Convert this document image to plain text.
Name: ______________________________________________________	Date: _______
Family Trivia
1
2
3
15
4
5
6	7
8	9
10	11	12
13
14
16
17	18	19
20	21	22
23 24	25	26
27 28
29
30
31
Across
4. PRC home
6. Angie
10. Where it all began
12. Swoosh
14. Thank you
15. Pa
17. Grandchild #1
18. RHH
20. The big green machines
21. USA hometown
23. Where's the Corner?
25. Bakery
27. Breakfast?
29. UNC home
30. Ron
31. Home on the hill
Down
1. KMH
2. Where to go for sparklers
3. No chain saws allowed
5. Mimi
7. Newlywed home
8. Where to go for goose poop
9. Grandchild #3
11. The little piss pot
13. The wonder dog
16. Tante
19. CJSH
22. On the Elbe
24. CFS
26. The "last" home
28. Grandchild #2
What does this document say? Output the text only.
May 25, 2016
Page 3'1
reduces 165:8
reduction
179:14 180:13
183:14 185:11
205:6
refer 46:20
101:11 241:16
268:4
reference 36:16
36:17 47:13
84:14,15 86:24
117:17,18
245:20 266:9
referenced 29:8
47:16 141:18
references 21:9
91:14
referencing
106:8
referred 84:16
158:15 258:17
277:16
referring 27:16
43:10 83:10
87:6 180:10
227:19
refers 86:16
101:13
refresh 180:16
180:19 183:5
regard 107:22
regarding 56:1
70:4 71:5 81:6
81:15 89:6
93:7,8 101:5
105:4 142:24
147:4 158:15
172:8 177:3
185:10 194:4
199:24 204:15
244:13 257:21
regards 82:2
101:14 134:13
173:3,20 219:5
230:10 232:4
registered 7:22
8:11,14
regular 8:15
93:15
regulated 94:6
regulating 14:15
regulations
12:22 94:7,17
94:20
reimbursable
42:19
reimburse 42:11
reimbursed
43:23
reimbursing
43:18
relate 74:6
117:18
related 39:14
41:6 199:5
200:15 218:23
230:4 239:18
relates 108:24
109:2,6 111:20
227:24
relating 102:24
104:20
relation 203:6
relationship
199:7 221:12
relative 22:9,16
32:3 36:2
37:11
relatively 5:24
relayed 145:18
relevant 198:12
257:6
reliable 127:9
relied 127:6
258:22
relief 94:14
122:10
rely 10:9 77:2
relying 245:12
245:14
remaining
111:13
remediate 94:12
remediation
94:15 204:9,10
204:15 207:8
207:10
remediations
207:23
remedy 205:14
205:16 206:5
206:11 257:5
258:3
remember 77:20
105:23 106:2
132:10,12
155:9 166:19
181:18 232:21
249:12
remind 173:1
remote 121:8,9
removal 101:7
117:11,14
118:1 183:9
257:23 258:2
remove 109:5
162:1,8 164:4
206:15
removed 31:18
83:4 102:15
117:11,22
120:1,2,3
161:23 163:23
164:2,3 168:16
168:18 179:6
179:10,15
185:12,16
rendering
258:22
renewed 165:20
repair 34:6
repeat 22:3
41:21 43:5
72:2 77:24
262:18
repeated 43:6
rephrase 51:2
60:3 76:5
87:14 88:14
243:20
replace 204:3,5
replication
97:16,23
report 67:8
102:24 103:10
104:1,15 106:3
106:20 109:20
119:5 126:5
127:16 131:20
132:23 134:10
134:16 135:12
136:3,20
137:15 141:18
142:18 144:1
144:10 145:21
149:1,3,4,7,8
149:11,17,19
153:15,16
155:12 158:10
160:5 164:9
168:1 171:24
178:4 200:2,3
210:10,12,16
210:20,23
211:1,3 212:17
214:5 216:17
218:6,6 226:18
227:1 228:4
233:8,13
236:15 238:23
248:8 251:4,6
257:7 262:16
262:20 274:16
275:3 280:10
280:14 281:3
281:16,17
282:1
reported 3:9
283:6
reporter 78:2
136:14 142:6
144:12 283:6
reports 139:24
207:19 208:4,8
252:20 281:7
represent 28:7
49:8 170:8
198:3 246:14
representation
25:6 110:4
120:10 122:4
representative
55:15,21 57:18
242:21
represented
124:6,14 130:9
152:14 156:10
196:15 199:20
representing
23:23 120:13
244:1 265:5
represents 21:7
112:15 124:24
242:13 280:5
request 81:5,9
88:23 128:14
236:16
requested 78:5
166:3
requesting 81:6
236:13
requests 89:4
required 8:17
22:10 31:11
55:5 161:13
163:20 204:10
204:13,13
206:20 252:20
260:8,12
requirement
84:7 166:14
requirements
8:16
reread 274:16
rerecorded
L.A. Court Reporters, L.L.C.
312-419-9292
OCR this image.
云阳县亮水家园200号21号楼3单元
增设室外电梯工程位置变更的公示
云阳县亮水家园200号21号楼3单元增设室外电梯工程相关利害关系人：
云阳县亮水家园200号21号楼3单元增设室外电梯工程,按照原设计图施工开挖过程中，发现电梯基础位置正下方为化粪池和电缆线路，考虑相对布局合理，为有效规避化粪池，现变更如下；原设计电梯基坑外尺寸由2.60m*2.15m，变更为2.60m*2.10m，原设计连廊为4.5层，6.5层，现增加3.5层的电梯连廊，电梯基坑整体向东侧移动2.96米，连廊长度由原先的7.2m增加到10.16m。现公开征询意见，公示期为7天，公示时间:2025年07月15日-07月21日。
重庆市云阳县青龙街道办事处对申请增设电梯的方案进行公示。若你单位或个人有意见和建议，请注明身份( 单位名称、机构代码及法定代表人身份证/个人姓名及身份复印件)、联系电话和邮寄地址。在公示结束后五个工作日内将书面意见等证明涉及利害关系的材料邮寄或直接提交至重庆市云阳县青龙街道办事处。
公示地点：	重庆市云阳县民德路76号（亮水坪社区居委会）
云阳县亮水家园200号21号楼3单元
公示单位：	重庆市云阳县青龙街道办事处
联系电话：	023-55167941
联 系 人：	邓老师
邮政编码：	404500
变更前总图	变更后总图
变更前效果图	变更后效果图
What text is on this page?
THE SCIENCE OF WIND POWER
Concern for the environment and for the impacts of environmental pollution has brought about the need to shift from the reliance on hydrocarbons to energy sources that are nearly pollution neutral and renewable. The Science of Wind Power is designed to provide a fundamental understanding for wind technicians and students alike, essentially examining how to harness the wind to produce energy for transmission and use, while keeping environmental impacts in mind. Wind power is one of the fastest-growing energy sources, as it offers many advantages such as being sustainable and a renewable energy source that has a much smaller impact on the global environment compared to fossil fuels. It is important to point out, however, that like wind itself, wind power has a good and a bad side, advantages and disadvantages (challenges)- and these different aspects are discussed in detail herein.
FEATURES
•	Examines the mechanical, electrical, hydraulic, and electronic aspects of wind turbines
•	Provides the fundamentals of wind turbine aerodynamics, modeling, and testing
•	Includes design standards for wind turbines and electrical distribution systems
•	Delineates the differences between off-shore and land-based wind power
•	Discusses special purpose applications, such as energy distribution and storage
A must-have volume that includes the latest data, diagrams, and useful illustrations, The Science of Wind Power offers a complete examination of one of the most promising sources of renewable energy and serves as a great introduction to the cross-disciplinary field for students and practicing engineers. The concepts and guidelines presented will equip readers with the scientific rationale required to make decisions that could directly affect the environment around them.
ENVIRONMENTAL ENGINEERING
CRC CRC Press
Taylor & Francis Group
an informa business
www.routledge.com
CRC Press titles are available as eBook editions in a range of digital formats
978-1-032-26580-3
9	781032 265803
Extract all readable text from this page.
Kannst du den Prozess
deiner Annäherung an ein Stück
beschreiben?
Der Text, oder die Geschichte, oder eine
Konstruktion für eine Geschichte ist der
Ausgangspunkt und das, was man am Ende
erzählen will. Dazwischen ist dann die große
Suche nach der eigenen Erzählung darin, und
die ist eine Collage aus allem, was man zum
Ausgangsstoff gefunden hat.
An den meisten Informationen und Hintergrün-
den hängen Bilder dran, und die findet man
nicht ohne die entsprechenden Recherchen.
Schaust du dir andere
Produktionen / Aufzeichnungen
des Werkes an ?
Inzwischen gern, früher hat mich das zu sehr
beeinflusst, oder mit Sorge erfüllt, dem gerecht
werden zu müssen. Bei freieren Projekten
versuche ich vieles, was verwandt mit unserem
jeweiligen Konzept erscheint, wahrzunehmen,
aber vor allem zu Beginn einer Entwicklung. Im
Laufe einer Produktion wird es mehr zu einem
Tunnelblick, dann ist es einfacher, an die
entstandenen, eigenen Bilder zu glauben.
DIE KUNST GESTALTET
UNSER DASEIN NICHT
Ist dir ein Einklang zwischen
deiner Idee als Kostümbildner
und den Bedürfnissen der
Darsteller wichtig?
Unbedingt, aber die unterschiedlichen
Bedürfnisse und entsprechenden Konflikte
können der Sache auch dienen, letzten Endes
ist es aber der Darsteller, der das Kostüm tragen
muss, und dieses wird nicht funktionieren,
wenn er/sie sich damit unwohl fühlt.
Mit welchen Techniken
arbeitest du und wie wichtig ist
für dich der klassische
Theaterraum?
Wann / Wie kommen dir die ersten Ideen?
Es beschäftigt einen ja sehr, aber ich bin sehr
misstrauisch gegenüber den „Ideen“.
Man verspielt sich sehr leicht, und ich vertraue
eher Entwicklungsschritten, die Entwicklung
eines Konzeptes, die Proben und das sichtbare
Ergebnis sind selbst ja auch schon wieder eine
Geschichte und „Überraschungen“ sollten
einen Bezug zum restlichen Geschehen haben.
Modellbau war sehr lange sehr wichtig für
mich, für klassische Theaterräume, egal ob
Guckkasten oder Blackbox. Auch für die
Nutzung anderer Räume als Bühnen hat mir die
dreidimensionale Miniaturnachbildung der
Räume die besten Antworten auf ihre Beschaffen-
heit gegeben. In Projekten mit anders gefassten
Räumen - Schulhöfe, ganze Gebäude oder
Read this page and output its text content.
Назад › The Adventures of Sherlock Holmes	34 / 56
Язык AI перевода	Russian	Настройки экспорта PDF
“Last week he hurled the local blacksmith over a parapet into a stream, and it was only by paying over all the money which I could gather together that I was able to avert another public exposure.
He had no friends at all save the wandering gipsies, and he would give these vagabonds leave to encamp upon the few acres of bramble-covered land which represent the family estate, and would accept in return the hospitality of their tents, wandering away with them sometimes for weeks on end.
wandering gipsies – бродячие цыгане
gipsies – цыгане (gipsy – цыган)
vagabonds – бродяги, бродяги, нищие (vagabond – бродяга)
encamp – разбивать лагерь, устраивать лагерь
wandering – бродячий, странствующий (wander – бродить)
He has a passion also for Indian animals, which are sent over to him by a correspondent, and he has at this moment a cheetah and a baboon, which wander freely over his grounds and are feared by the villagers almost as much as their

(Instructions for the task):
Using the records above, copy each line that contains "mich".

(Answer to the problem):
Inzwischen gern, früher hat mich das zu sehr
mich, für klassische Theaterräume, egal ob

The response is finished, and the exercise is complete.